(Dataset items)
# # # #

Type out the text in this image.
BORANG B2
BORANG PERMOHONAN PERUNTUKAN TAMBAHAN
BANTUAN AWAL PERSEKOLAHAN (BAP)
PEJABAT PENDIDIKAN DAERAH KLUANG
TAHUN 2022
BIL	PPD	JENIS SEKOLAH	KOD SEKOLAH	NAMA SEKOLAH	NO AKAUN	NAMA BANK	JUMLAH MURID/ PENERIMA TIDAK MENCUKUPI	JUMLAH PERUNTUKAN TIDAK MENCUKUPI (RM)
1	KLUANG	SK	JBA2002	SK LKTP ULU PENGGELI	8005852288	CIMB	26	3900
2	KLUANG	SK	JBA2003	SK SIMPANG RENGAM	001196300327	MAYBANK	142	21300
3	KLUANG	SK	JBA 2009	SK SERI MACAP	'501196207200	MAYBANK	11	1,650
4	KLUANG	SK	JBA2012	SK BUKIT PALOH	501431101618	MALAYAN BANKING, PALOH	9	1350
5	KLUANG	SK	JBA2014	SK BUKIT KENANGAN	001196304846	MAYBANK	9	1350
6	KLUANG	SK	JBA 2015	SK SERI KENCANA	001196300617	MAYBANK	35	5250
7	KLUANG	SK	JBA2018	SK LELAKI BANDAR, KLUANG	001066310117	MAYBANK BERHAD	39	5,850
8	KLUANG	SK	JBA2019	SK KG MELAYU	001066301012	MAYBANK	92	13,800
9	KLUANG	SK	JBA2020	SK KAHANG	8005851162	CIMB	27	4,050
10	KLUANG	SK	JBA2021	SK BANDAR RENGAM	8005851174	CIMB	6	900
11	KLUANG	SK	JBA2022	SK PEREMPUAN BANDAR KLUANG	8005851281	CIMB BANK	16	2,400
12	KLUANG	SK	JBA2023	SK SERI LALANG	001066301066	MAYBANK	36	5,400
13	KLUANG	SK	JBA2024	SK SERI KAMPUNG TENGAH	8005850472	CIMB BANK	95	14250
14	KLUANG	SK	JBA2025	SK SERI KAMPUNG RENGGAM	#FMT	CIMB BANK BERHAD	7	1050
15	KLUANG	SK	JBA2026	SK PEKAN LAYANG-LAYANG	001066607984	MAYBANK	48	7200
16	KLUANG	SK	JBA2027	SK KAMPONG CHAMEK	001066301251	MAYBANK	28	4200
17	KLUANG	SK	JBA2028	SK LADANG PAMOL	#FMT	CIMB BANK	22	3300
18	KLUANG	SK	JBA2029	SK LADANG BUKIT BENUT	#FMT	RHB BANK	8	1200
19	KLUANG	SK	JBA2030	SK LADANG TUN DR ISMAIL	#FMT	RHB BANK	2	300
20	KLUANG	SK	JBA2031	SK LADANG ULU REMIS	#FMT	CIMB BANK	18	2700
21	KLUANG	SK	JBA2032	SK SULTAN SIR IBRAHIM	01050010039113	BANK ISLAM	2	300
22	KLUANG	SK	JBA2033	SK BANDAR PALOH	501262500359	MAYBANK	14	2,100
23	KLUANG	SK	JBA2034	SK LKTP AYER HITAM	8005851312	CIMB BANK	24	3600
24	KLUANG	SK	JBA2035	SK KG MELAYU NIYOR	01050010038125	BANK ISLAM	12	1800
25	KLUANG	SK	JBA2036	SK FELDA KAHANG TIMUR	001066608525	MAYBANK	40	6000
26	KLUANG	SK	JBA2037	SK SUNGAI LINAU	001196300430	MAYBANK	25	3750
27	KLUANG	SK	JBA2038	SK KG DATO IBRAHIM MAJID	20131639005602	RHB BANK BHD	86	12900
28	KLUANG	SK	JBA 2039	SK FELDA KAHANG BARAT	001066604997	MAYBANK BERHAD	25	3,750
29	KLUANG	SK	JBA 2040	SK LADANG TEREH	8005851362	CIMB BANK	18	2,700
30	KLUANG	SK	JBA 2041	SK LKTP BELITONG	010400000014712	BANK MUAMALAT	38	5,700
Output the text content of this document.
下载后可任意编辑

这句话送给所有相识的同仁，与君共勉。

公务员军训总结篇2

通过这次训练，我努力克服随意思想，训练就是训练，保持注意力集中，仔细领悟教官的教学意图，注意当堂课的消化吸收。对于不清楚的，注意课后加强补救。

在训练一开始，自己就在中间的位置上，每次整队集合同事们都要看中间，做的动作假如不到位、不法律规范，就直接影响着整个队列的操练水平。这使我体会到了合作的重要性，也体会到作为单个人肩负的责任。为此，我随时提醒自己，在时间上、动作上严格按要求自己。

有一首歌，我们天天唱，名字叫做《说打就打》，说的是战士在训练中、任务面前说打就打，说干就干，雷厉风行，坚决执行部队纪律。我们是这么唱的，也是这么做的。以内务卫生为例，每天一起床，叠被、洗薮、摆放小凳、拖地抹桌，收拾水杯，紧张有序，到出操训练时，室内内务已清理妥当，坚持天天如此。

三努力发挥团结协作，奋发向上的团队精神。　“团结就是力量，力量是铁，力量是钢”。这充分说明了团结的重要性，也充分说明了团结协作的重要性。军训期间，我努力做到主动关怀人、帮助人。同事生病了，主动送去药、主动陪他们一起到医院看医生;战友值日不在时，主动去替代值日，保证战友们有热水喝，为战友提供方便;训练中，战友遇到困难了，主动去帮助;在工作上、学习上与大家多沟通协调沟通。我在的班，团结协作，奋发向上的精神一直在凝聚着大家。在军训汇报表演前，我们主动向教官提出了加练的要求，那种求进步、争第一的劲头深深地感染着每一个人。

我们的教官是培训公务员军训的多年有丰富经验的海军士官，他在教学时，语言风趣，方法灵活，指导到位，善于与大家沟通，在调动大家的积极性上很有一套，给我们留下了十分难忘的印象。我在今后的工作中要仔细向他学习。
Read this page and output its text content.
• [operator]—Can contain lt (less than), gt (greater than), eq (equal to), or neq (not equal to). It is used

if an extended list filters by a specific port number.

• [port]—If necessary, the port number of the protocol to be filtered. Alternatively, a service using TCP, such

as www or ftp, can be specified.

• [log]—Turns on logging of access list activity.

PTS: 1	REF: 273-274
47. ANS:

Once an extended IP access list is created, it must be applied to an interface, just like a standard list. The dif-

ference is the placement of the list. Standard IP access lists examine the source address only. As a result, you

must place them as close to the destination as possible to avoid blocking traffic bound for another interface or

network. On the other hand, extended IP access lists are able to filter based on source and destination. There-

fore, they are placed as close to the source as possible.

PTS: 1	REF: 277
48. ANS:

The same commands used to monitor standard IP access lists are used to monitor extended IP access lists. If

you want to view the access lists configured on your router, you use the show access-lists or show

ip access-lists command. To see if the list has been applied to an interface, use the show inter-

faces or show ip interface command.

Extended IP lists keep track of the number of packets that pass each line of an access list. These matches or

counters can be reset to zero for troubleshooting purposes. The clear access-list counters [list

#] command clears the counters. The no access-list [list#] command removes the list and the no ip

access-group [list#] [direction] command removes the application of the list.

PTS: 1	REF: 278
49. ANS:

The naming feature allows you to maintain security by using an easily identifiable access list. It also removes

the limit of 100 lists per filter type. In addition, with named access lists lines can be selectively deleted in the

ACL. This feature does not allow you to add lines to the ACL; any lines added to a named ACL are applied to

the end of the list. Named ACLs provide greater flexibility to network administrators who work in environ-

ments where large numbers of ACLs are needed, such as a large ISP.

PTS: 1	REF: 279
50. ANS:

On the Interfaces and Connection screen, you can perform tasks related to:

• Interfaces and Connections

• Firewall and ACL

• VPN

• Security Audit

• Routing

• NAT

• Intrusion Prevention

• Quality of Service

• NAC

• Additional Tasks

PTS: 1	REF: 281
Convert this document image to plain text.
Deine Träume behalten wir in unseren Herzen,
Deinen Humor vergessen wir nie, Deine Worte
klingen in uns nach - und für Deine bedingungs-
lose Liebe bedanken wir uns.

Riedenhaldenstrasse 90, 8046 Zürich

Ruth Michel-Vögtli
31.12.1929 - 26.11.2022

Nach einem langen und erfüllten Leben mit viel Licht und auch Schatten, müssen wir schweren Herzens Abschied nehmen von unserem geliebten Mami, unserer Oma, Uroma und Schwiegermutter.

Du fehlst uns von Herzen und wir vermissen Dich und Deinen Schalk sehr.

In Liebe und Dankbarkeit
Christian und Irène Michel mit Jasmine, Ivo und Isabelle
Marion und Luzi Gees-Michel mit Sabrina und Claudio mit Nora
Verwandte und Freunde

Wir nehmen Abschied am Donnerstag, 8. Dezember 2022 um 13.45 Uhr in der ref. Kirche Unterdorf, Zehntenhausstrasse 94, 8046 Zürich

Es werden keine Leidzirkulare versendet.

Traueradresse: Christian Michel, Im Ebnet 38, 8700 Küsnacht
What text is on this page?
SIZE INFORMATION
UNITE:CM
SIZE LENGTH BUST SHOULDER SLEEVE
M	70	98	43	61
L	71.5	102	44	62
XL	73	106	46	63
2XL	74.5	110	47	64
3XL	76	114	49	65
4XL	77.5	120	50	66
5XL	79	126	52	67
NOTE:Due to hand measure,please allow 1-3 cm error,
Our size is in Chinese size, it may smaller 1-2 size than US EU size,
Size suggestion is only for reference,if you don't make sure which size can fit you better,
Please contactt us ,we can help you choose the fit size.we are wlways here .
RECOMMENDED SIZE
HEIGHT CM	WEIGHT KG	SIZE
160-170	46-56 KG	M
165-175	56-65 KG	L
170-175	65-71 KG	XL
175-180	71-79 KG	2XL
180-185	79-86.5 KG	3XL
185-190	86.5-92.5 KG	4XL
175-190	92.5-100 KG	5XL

# # # #

**EXERCISE DETAILS**
Only the lines from the one containing "What text is on this page?" to the end of the listing belong in the output, each reproduced exactly.

**FINISHED EXERCISE**
What text is on this page?
SIZE INFORMATION
UNITE:CM
SIZE LENGTH BUST SHOULDER SLEEVE
M	70	98	43	61
L	71.5	102	44	62
XL	73	106	46	63
2XL	74.5	110	47	64
3XL	76	114	49	65
4XL	77.5	120	50	66
5XL	79	126	52	67
NOTE:Due to hand measure,please allow 1-3 cm error,
Our size is in Chinese size, it may smaller 1-2 size than US EU size,
Size suggestion is only for reference,if you don't make sure which size can fit you better,
Please contactt us ,we can help you choose the fit size.we are wlways here .
RECOMMENDED SIZE
HEIGHT CM	WEIGHT KG	SIZE
160-170	46-56 KG	M
165-175	56-65 KG	L
170-175	65-71 KG	XL
175-180	71-79 KG	2XL
180-185	79-86.5 KG	3XL
185-190	86.5-92.5 KG	4XL
175-190	92.5-100 KG	5XL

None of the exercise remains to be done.